> [What you are asked to do]:
Once the pictures are set aside, transcribe the remaining data exactly.

> [Data for this exercise]:
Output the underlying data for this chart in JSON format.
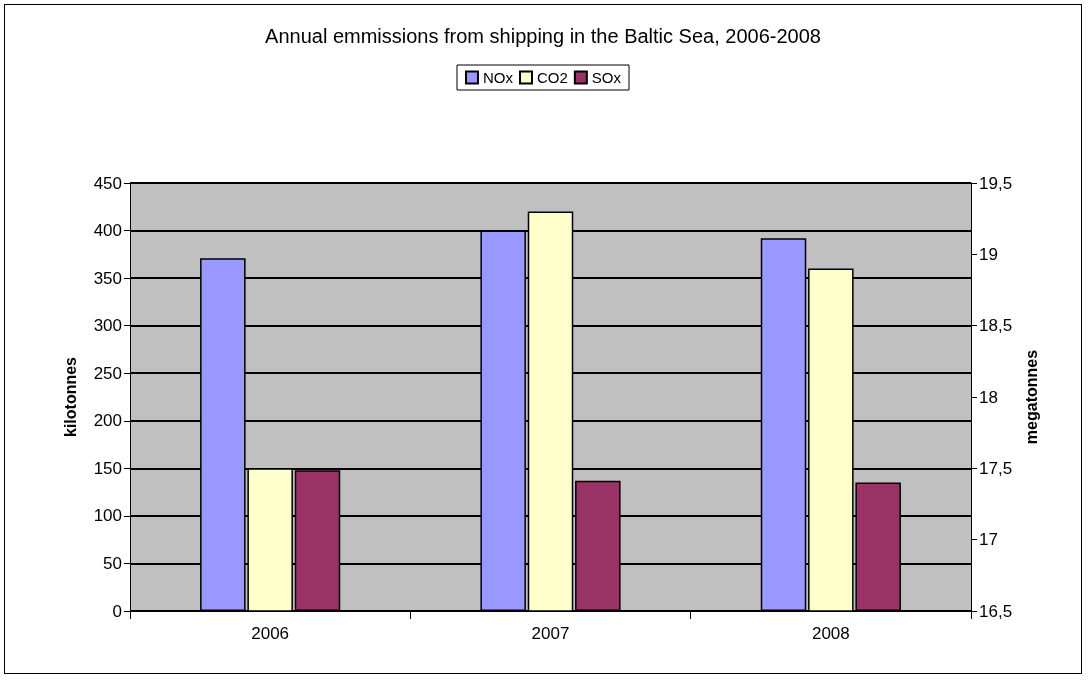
{
  "chart_data": {
    "type": "bar",
    "title": "Annual emmissions from shipping in the Baltic Sea, 2006-2008",
    "categories": [
      "2006",
      "2007",
      "2008"
    ],
    "series": [
      {
        "name": "NOx",
        "color": "#9999ff",
        "values": [
          371,
          400,
          392
        ]
      },
      {
        "name": "CO2",
        "color": "#ffffcc",
        "values": [
          17.5,
          19.3,
          18.9
        ],
        "axis": "y2"
      },
      {
        "name": "SOx",
        "color": "#993366",
        "values": [
          148,
          137,
          135
        ]
      }
    ],
    "ylabel": "kilotonnes",
    "y2label": "megatonnes",
    "ylim": [
      0,
      450
    ],
    "yticks": [
      0,
      50,
      100,
      150,
      200,
      250,
      300,
      350,
      400,
      450
    ],
    "y2lim": [
      16.5,
      19.5
    ],
    "y2ticks": [
      {
        "value": 16.5,
        "label": "16,5"
      },
      {
        "value": 17,
        "label": "17"
      },
      {
        "value": 17.5,
        "label": "17,5"
      },
      {
        "value": 18,
        "label": "18"
      },
      {
        "value": 18.5,
        "label": "18,5"
      },
      {
        "value": 19,
        "label": "19"
      },
      {
        "value": 19.5,
        "label": "19,5"
      }
    ],
    "grid": "y",
    "legend": "top"
  }
}
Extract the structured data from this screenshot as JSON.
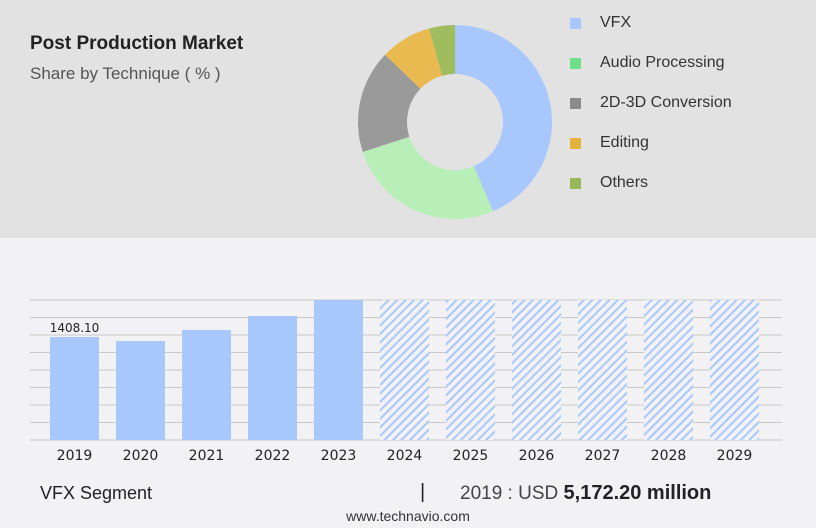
{
  "header": {
    "title": "Post Production Market",
    "subtitle": "Share by Technique ( % )"
  },
  "chart_data": [
    {
      "type": "pie",
      "title": "Share by Technique ( % )",
      "labels": [
        "VFX",
        "Audio Processing",
        "2D-3D Conversion",
        "Editing",
        "Others"
      ],
      "values": [
        43.6,
        26.4,
        17.2,
        8.5,
        4.3
      ],
      "colors": [
        "#a8c8fd",
        "#b8eeb8",
        "#9a9a9a",
        "#e8ba50",
        "#9fbc5e"
      ],
      "legend_colors": [
        "#a8c8fd",
        "#6ee08a",
        "#8a8a8a",
        "#e3b33c",
        "#9ab85a"
      ],
      "legend": "right"
    },
    {
      "type": "bar",
      "categories": [
        "2019",
        "2020",
        "2021",
        "2022",
        "2023",
        "2024",
        "2025",
        "2026",
        "2027",
        "2028",
        "2029"
      ],
      "values": [
        1408.1,
        1353,
        1504,
        1695,
        1914,
        null,
        null,
        null,
        null,
        null,
        null
      ],
      "forecast": [
        false,
        false,
        false,
        false,
        false,
        true,
        true,
        true,
        true,
        true,
        true
      ],
      "data_labels": {
        "2019": "1408.10"
      },
      "ylim": [
        0,
        1914
      ],
      "grid": true,
      "color": "#a8c8fd"
    }
  ],
  "footer": {
    "segment": "VFX Segment",
    "separator": "|",
    "year_text": "2019 : USD",
    "value": "5,172.20 million",
    "site": "www.technavio.com"
  }
}
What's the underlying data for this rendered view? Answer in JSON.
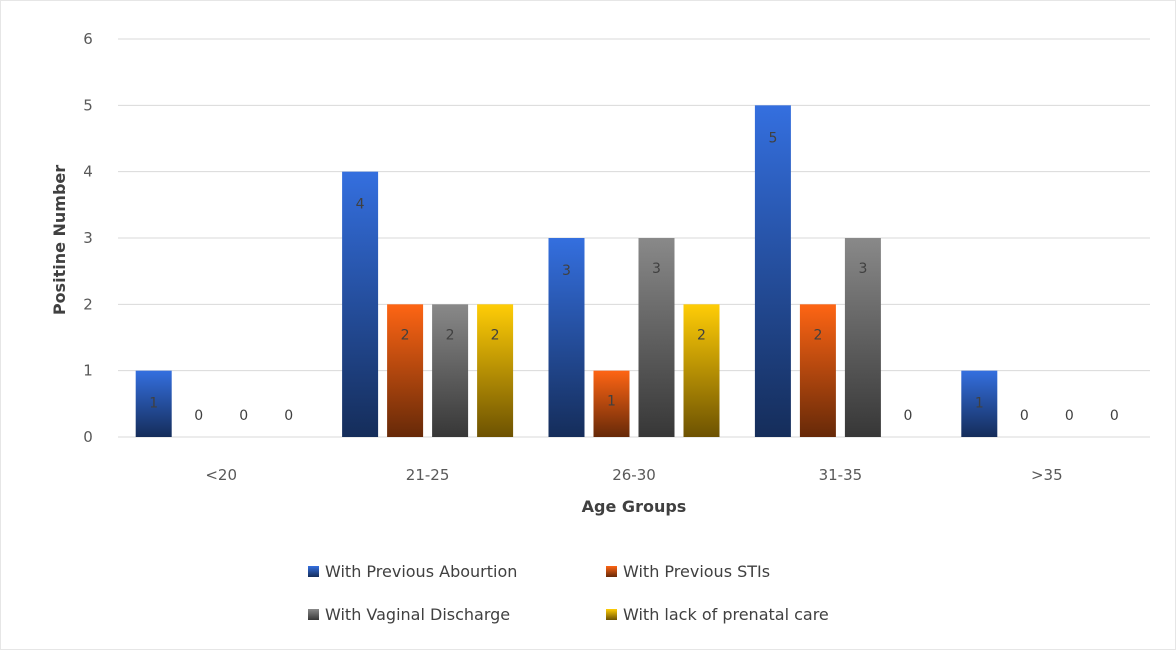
{
  "chart_data": {
    "type": "bar",
    "title": "",
    "xlabel": "Age Groups",
    "ylabel": "Positine Number",
    "ylim": [
      0,
      6
    ],
    "yticks": [
      0,
      1,
      2,
      3,
      4,
      5,
      6
    ],
    "grid": true,
    "legend_position": "bottom",
    "categories": [
      "<20",
      "21-25",
      "26-30",
      "31-35",
      ">35"
    ],
    "series": [
      {
        "name": "With Previous Abourtion",
        "color": "#2e63c7",
        "values": [
          1,
          4,
          3,
          5,
          1
        ]
      },
      {
        "name": "With Previous STIs",
        "color": "#e35a12",
        "values": [
          0,
          2,
          1,
          2,
          0
        ]
      },
      {
        "name": "With Vaginal Discharge",
        "color": "#7a7a7a",
        "values": [
          0,
          2,
          3,
          3,
          0
        ]
      },
      {
        "name": "With lack of prenatal care",
        "color": "#f2b705",
        "values": [
          0,
          2,
          2,
          0,
          0
        ]
      }
    ]
  }
}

> [Response to this exercise]:
Output the underlying data for this chart in JSON format.
{
  "chart_data": {
    "type": "bar",
    "title": "Annual emmissions from shipping in the Baltic Sea, 2006-2008",
    "categories": [
      "2006",
      "2007",
      "2008"
    ],
    "series": [
      {
        "name": "NOx",
        "color": "#9999ff",
        "values": [
          371,
          400,
          392
        ]
      },
      {
        "name": "CO2",
        "color": "#ffffcc",
        "values": [
          17.5,
          19.3,
          18.9
        ],
        "axis": "y2"
      },
      {
        "name": "SOx",
        "color": "#993366",
        "values": [
          148,
          137,
          135
        ]
      }
    ],
    "ylabel": "kilotonnes",
    "y2label": "megatonnes",
    "ylim": [
      0,
      450
    ],
    "yticks": [
      0,
      50,
      100,
      150,
      200,
      250,
      300,
      350,
      400,
      450
    ],
    "y2lim": [
      16.5,
      19.5
    ],
    "y2ticks": [
      {
        "value": 16.5,
        "label": "16,5"
      },
      {
        "value": 17,
        "label": "17"
      },
      {
        "value": 17.5,
        "label": "17,5"
      },
      {
        "value": 18,
        "label": "18"
      },
      {
        "value": 18.5,
        "label": "18,5"
      },
      {
        "value": 19,
        "label": "19"
      },
      {
        "value": 19.5,
        "label": "19,5"
      }
    ],
    "grid": "y",
    "legend": "top"
  }
}
Extract the structured data from this screenshot as JSON.
{
  "header": {
    "title": "Post Production Market",
    "subtitle": "Share by Technique ( % )"
  },
  "chart_data": [
    {
      "type": "pie",
      "title": "Share by Technique ( % )",
      "labels": [
        "VFX",
        "Audio Processing",
        "2D-3D Conversion",
        "Editing",
        "Others"
      ],
      "values": [
        43.6,
        26.4,
        17.2,
        8.5,
        4.3
      ],
      "colors": [
        "#a8c8fd",
        "#b8eeb8",
        "#9a9a9a",
        "#e8ba50",
        "#9fbc5e"
      ],
      "legend_colors": [
        "#a8c8fd",
        "#6ee08a",
        "#8a8a8a",
        "#e3b33c",
        "#9ab85a"
      ],
      "legend": "right"
    },
    {
      "type": "bar",
      "categories": [
        "2019",
        "2020",
        "2021",
        "2022",
        "2023",
        "2024",
        "2025",
        "2026",
        "2027",
        "2028",
        "2029"
      ],
      "values": [
        1408.1,
        1353,
        1504,
        1695,
        1914,
        null,
        null,
        null,
        null,
        null,
        null
      ],
      "forecast": [
        false,
        false,
        false,
        false,
        false,
        true,
        true,
        true,
        true,
        true,
        true
      ],
      "data_labels": {
        "2019": "1408.10"
      },
      "ylim": [
        0,
        1914
      ],
      "grid": true,
      "color": "#a8c8fd"
    }
  ],
  "footer": {
    "segment": "VFX Segment",
    "separator": "|",
    "year_text": "2019 : USD",
    "value": "5,172.20 million",
    "site": "www.technavio.com"
  }
}
What's the underlying data for this rendered view? Answer in JSON.
{
  "chart_data": {
    "type": "bar",
    "title": "",
    "xlabel": "Age Groups",
    "ylabel": "Positine Number",
    "ylim": [
      0,
      6
    ],
    "yticks": [
      0,
      1,
      2,
      3,
      4,
      5,
      6
    ],
    "grid": true,
    "legend_position": "bottom",
    "categories": [
      "<20",
      "21-25",
      "26-30",
      "31-35",
      ">35"
    ],
    "series": [
      {
        "name": "With Previous Abourtion",
        "color": "#2e63c7",
        "values": [
          1,
          4,
          3,
          5,
          1
        ]
      },
      {
        "name": "With Previous STIs",
        "color": "#e35a12",
        "values": [
          0,
          2,
          1,
          2,
          0
        ]
      },
      {
        "name": "With Vaginal Discharge",
        "color": "#7a7a7a",
        "values": [
          0,
          2,
          3,
          3,
          0
        ]
      },
      {
        "name": "With lack of prenatal care",
        "color": "#f2b705",
        "values": [
          0,
          2,
          2,
          0,
          0
        ]
      }
    ]
  }
}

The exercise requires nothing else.